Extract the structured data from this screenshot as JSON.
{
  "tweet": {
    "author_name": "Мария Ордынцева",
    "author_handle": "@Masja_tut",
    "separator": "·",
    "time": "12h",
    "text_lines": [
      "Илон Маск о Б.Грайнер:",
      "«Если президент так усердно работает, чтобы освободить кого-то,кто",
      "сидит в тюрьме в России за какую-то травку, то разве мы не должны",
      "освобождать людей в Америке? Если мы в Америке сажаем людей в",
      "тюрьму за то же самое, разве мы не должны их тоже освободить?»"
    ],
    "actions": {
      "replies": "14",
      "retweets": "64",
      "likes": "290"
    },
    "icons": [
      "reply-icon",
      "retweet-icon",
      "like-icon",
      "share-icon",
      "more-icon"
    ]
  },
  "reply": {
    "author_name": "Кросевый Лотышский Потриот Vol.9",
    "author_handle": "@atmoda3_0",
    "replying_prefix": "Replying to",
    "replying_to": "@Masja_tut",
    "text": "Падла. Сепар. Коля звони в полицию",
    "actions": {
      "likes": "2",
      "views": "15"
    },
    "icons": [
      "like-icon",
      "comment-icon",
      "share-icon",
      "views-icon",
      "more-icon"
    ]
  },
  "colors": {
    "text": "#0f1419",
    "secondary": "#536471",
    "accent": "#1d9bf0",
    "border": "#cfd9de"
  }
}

* * *

__REQUIRED TASK__
Take the listing above and write it out again exactly.

__RESULT__
Extract the structured data from this screenshot as JSON.
{
  "tweet": {
    "author_name": "Мария Ордынцева",
    "author_handle": "@Masja_tut",
    "separator": "·",
    "time": "12h",
    "text_lines": [
      "Илон Маск о Б.Грайнер:",
      "«Если президент так усердно работает, чтобы освободить кого-то,кто",
      "сидит в тюрьме в России за какую-то травку, то разве мы не должны",
      "освобождать людей в Америке? Если мы в Америке сажаем людей в",
      "тюрьму за то же самое, разве мы не должны их тоже освободить?»"
    ],
    "actions": {
      "replies": "14",
      "retweets": "64",
      "likes": "290"
    },
    "icons": [
      "reply-icon",
      "retweet-icon",
      "like-icon",
      "share-icon",
      "more-icon"
    ]
  },
  "reply": {
    "author_name": "Кросевый Лотышский Потриот Vol.9",
    "author_handle": "@atmoda3_0",
    "replying_prefix": "Replying to",
    "replying_to": "@Masja_tut",
    "text": "Падла. Сепар. Коля звони в полицию",
    "actions": {
      "likes": "2",
      "views": "15"
    },
    "icons": [
      "like-icon",
      "comment-icon",
      "share-icon",
      "views-icon",
      "more-icon"
    ]
  },
  "colors": {
    "text": "#0f1419",
    "secondary": "#536471",
    "accent": "#1d9bf0",
    "border": "#cfd9de"
  }
}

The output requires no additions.